[Data excerpts]
....

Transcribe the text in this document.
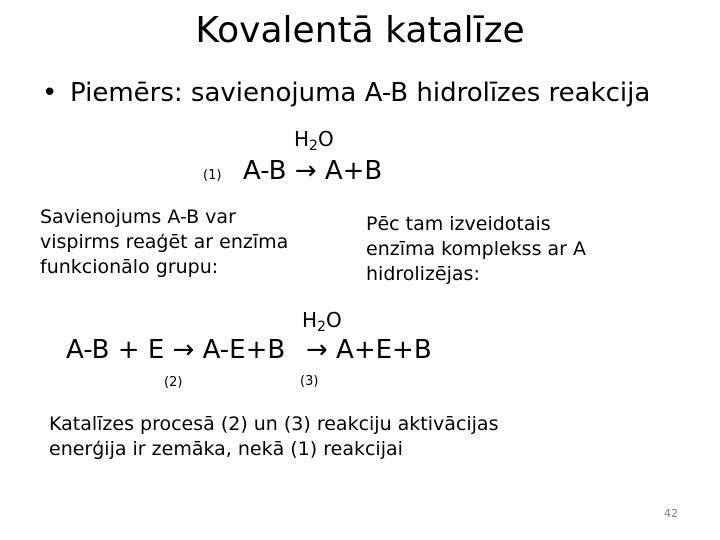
Kovalentā katalīze
• Piemērs: savienojuma A-B hidrolīzes reakcija
$H_2O$
(1) A-B → A+B
Savienojums A-B var vispirms reaģēt ar enzīma funkcionālo grupu:
Pēc tam izveidotais enzīma komplekss ar A hidrolizējas:
$H_2O$
A-B + E → A-E+B → A+E+B
(2)	(3)
Katalīzes procesā (2) un (3) reakciju aktivācijas enerģija ir zemāka, nekā (1) reakcijai
42
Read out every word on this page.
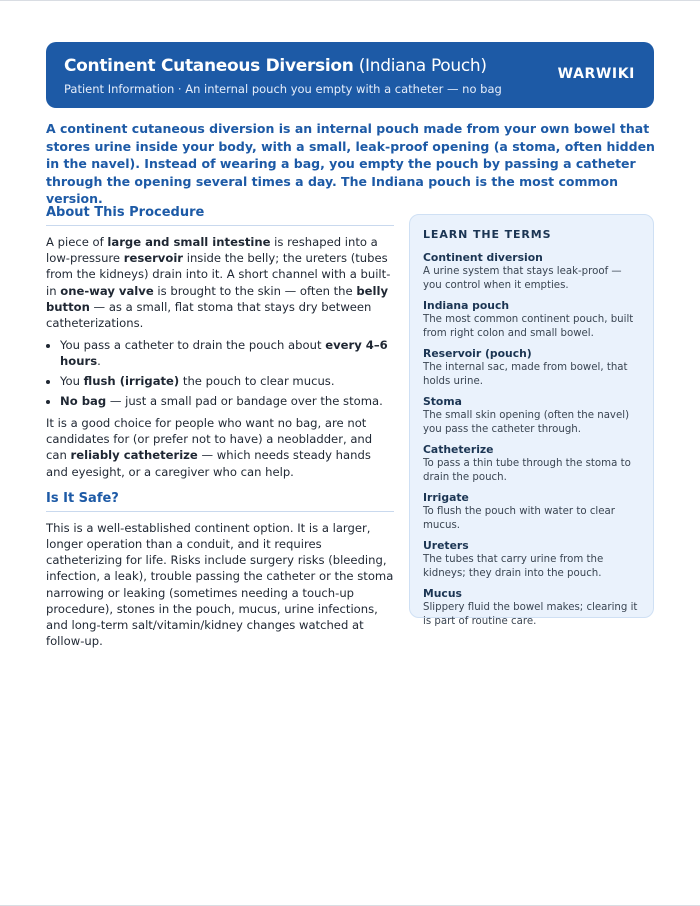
Continent Cutaneous Diversion (Indiana Pouch)
Patient Information · An internal pouch you empty with a catheter — no bag
WARWIKI
A continent cutaneous diversion is an internal pouch made from your own bowel that stores urine inside your body, with a small, leak-proof opening (a stoma, often hidden in the navel). Instead of wearing a bag, you empty the pouch by passing a catheter through the opening several times a day. The Indiana pouch is the most common version.
About This Procedure

A piece of large and small intestine is reshaped into a low-pressure reservoir inside the belly; the ureters (tubes from the kidneys) drain into it. A short channel with a built-in one-way valve is brought to the skin — often the belly button — as a small, flat stoma that stays dry between catheterizations.

• You pass a catheter to drain the pouch about every 4–6 hours.
• You flush (irrigate) the pouch to clear mucus.
• No bag — just a small pad or bandage over the stoma.

It is a good choice for people who want no bag, are not candidates for (or prefer not to have) a neobladder, and can reliably catheterize — which needs steady hands and eyesight, or a caregiver who can help.

Is It Safe?

This is a well-established continent option. It is a larger, longer operation than a conduit, and it requires catheterizing for life. Risks include surgery risks (bleeding, infection, a leak), trouble passing the catheter or the stoma narrowing or leaking (sometimes needing a touch-up procedure), stones in the pouch, mucus, urine infections, and long-term salt/vitamin/kidney changes watched at follow-up.

LEARN THE TERMS
Continent diversion
A urine system that stays leak-proof — you control when it empties.
Indiana pouch
The most common continent pouch, built from right colon and small bowel.
Reservoir (pouch)
The internal sac, made from bowel, that holds urine.
Stoma
The small skin opening (often the navel) you pass the catheter through.
Catheterize
To pass a thin tube through the stoma to drain the pouch.
Irrigate
To flush the pouch with water to clear mucus.
Ureters
The tubes that carry urine from the kidneys; they drain into the pouch.
Mucus
Slippery fluid the bowel makes; clearing it is part of routine care.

....

TASK TO CARRY OUT »
Scan the listing above for the word "small" and show each line where it is found.

ANSWER TO THE EXERCISE »
A continent cutaneous diversion is an internal pouch made from your own bowel that stores urine inside your body, with a small, leak-proof opening (a stoma, often hidden in the navel). Instead of wearing a bag, you empty the pouch by passing a catheter through the opening several times a day. The Indiana pouch is the most common version.
A piece of large and small intestine is reshaped into a low-pressure reservoir inside the belly; the ureters (tubes from the kidneys) drain into it. A short channel with a built-in one-way valve is brought to the skin — often the belly button — as a small, flat stoma that stays dry between catheterizations.
• No bag — just a small pad or bandage over the stoma.
The most common continent pouch, built from right colon and small bowel.
The small skin opening (often the navel) you pass the catheter through.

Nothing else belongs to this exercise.